Direction -
Using the material below, copy every line where "Switching" appears.

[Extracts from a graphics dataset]
★ ★ ★ ★ ★ ★ ★

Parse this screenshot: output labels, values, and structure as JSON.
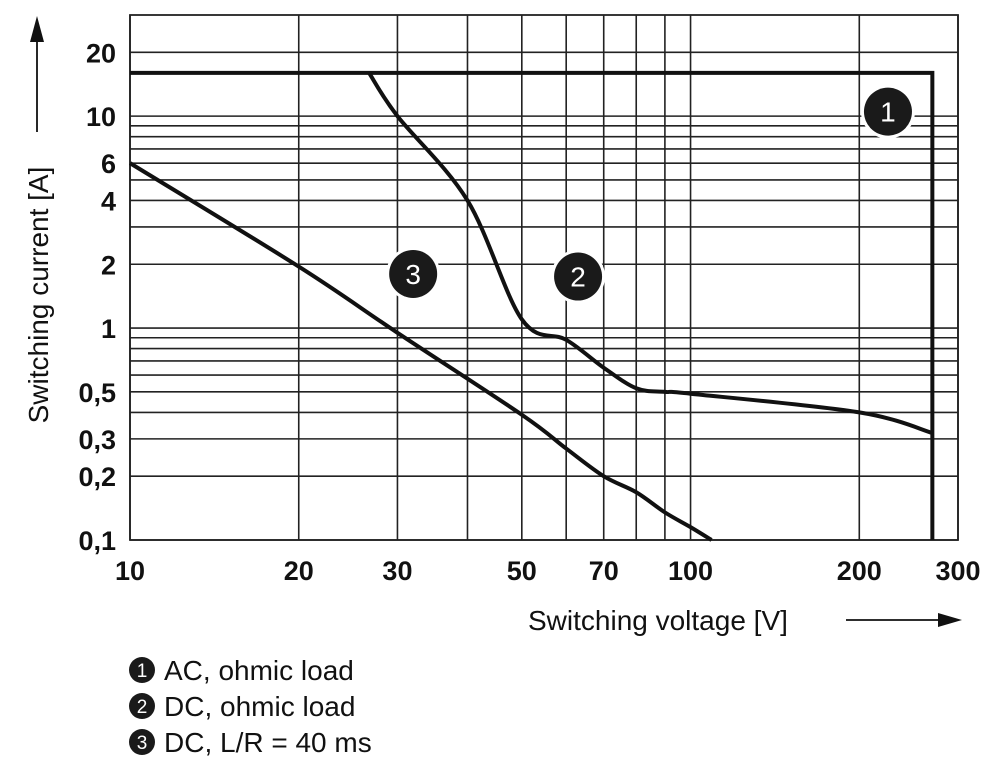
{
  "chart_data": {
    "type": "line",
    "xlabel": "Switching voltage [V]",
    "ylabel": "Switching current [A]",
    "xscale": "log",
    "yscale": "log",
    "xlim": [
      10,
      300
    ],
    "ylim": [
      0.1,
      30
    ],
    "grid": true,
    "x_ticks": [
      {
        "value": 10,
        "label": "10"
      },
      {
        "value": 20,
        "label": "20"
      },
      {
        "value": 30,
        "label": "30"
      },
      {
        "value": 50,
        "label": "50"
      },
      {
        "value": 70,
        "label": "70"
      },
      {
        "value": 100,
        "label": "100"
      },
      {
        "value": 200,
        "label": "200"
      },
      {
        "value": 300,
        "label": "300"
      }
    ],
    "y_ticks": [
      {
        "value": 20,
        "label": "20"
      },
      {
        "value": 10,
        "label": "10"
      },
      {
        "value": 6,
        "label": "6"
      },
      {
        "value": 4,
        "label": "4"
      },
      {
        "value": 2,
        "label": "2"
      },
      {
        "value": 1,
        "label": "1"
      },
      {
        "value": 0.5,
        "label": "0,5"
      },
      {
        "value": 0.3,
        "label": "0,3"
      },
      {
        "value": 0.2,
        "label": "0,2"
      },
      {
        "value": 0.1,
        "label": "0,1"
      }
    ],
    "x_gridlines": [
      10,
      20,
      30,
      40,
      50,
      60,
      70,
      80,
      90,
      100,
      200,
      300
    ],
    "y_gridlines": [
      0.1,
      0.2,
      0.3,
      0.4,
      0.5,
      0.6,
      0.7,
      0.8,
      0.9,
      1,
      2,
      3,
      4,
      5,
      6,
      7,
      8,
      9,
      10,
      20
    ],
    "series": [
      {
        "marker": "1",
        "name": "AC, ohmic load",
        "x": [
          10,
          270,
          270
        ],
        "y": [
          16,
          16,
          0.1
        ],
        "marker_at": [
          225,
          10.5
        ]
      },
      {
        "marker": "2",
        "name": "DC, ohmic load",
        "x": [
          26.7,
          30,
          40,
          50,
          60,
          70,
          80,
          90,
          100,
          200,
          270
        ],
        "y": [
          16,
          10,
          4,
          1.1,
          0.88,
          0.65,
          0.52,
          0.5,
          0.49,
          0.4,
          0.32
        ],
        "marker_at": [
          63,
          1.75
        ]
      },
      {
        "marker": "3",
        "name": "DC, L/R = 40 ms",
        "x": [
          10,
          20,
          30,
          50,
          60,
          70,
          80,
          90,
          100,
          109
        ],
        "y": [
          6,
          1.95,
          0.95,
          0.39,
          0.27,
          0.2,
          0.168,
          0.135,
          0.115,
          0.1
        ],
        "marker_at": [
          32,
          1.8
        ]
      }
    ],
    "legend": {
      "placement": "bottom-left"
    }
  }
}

★ ★ ★ ★ ★ ★ ★

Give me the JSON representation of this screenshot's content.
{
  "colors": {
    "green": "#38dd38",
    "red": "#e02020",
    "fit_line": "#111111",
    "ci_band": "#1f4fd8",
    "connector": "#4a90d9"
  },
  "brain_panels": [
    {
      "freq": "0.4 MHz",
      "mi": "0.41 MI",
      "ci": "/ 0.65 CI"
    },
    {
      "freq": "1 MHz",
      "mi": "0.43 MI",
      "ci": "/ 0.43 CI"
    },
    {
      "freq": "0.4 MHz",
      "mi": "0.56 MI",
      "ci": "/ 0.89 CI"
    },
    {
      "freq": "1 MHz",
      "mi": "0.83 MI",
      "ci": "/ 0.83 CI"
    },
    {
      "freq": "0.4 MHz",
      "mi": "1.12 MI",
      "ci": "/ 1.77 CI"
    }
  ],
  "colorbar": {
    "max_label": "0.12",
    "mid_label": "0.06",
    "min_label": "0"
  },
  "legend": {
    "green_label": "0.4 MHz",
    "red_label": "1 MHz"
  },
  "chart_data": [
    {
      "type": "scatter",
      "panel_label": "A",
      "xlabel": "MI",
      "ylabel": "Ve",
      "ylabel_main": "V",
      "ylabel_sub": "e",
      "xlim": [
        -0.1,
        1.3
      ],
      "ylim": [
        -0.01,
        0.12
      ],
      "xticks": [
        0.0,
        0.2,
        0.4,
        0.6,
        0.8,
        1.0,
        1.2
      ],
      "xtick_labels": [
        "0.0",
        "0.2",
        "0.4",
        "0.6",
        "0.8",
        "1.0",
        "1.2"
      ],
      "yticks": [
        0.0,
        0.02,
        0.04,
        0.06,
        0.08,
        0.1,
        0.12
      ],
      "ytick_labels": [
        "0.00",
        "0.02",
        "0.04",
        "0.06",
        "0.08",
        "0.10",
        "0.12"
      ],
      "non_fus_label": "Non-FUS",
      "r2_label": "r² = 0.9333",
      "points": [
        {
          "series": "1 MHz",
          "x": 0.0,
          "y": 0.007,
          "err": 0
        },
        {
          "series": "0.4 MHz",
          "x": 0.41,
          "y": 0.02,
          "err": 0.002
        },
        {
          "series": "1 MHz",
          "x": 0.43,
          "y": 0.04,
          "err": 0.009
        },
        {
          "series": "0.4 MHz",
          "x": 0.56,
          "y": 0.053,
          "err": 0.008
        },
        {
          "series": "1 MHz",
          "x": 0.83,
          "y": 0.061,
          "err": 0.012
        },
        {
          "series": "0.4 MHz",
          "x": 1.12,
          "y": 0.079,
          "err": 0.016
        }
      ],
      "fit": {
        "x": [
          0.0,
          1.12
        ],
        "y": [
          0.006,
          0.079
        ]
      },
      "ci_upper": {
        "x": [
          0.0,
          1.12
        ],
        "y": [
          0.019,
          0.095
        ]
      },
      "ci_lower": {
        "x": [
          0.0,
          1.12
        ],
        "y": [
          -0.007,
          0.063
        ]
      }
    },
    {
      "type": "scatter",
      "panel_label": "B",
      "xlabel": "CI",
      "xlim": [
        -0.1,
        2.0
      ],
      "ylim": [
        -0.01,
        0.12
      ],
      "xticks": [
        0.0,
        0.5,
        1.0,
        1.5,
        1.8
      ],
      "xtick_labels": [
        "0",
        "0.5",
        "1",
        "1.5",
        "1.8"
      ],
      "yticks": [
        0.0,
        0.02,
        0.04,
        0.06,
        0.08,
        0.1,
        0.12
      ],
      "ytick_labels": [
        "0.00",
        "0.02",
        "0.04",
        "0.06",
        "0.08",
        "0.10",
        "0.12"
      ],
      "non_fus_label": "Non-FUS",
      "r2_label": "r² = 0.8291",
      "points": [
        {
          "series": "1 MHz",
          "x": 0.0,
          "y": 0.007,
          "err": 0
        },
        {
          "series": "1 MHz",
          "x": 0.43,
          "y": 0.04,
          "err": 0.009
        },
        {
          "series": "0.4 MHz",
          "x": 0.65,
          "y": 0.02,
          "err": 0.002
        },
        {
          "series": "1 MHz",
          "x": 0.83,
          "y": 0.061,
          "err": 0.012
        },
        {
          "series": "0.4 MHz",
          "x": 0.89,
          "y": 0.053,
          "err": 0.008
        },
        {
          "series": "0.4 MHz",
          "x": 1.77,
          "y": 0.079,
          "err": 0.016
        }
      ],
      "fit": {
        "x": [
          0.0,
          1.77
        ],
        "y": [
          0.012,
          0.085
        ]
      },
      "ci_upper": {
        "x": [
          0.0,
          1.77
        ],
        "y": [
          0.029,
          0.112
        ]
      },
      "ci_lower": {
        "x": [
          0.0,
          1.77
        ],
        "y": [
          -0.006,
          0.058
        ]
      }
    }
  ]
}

★ ★ ★ ★ ★ ★ ★

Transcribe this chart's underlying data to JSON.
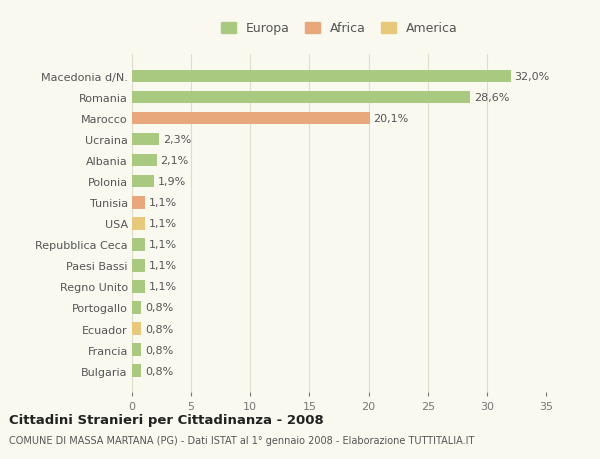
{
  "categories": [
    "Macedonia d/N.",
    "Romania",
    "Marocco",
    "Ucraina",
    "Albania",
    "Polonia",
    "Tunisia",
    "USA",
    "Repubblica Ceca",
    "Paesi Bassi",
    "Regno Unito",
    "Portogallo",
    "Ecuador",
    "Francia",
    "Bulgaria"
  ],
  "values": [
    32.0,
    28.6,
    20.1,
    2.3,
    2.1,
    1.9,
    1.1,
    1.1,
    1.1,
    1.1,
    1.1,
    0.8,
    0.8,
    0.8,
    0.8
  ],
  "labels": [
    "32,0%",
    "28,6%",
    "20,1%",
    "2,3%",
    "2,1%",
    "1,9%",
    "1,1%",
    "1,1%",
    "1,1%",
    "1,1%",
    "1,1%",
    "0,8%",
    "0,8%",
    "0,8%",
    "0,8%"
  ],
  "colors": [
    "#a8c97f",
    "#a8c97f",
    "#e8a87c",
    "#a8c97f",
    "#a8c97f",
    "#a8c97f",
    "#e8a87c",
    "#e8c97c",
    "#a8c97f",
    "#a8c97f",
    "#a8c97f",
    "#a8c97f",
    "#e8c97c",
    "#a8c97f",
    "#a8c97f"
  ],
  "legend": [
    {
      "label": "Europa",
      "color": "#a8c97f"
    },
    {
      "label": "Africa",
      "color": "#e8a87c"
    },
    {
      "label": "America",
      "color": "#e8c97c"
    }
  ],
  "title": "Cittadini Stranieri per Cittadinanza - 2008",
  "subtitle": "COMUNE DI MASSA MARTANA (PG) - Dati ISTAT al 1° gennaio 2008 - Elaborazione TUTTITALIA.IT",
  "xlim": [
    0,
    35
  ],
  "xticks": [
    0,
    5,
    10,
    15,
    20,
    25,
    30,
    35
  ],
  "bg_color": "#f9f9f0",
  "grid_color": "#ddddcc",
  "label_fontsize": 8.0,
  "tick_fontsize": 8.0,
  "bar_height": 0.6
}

★ ★ ★ ★ ★ ★ ★

Correct result -
    "xlabel": "Switching voltage [V]",
    "ylabel": "Switching current [A]",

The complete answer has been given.